GIVEN TASK —
Below are some records. Say how many of their lines include the string "name", giving only the number.

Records

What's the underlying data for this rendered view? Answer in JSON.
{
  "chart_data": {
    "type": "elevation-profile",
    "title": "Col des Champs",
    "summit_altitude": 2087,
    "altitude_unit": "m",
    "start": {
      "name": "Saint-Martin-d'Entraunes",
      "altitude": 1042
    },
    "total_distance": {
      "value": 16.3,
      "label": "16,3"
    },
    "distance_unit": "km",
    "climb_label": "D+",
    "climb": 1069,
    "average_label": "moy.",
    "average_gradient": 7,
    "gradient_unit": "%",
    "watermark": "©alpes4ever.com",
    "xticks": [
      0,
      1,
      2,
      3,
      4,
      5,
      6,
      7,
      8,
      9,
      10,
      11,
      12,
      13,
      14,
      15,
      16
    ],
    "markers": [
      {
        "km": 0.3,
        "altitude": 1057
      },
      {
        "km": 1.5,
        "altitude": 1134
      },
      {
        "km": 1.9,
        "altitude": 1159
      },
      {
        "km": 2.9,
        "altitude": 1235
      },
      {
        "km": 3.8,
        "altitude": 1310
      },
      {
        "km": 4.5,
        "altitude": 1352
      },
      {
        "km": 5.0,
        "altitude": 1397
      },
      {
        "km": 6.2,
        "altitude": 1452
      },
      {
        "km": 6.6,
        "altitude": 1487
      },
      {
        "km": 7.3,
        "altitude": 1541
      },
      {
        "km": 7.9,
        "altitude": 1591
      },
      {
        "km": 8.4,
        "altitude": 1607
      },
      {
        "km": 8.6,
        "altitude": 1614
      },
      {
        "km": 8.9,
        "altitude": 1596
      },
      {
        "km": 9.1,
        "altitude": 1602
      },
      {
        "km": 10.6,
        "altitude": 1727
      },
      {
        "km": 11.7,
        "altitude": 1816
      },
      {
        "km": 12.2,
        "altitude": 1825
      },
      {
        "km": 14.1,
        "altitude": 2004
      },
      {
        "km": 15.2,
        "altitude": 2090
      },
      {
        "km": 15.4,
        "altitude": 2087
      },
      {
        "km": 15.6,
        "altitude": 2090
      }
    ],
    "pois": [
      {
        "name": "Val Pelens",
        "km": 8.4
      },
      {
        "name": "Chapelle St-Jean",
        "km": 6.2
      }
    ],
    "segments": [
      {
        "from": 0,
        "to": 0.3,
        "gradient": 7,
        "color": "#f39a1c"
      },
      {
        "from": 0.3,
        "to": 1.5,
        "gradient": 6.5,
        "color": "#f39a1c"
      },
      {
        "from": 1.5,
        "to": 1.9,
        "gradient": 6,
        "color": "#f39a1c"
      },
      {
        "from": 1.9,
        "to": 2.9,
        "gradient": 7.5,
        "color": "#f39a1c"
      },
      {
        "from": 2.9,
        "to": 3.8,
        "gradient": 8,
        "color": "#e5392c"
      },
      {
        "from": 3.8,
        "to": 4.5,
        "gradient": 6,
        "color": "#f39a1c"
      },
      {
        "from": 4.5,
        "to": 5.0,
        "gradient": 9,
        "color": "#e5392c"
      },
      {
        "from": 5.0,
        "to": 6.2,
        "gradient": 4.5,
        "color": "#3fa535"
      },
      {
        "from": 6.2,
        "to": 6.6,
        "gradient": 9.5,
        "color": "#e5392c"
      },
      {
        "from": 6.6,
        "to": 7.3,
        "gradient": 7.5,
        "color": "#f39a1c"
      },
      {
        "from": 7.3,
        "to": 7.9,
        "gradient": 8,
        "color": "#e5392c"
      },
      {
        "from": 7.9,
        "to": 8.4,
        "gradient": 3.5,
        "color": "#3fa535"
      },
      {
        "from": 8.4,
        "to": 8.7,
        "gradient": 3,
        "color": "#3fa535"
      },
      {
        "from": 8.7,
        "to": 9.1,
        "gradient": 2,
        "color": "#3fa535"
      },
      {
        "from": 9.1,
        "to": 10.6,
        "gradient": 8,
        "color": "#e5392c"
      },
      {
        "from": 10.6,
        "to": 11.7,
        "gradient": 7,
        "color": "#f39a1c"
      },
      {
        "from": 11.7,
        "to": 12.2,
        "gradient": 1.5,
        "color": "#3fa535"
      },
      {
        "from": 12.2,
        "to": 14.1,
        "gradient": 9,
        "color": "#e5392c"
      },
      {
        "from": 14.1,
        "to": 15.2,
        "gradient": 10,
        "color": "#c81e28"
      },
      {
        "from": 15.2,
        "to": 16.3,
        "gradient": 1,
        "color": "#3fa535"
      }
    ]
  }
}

EXPECTED ANSWER —
3